Exercise objective: Please report every line from the material that contains the word "Jalisco".
◇ ◇ ◇ ◇
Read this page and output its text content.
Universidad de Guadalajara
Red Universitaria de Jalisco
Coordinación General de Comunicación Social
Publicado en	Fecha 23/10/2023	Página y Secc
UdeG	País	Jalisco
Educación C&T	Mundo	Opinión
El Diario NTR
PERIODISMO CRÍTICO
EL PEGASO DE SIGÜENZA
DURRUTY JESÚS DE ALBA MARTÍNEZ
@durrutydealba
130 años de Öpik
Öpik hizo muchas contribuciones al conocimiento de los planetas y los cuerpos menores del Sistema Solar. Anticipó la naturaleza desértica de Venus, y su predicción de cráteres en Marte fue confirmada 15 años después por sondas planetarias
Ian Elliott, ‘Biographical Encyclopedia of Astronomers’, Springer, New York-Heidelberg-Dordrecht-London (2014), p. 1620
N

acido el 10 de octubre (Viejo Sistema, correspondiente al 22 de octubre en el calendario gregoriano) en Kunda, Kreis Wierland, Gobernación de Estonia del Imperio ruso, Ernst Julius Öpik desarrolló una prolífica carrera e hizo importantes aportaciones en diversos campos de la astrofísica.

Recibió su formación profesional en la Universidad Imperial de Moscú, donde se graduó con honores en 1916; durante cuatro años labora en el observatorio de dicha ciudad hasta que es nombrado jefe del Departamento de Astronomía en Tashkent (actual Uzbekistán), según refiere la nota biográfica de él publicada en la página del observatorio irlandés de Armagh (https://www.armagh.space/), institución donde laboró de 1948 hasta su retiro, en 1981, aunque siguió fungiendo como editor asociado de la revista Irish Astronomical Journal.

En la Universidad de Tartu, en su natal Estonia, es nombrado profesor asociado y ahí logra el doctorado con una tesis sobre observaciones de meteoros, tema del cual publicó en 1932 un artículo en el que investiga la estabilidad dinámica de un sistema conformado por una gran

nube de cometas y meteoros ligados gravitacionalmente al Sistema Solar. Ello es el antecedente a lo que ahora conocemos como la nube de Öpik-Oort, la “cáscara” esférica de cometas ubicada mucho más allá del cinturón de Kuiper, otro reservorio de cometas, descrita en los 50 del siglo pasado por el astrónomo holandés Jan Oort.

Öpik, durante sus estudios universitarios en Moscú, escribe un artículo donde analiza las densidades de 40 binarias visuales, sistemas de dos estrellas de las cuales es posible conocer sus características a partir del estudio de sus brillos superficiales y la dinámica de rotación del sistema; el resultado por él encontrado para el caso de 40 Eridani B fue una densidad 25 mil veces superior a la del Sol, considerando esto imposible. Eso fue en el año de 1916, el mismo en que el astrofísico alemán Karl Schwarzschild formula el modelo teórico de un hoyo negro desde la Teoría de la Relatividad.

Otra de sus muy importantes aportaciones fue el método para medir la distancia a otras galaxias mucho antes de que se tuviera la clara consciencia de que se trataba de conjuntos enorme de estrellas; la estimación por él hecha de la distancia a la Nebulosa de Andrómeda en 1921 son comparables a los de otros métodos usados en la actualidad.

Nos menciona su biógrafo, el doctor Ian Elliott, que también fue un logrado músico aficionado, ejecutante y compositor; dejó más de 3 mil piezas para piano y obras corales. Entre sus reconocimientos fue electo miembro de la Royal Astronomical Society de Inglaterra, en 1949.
◇ ◇ ◇ ◇
Output:
Red Universitaria de Jalisco
UdeG	País	Jalisco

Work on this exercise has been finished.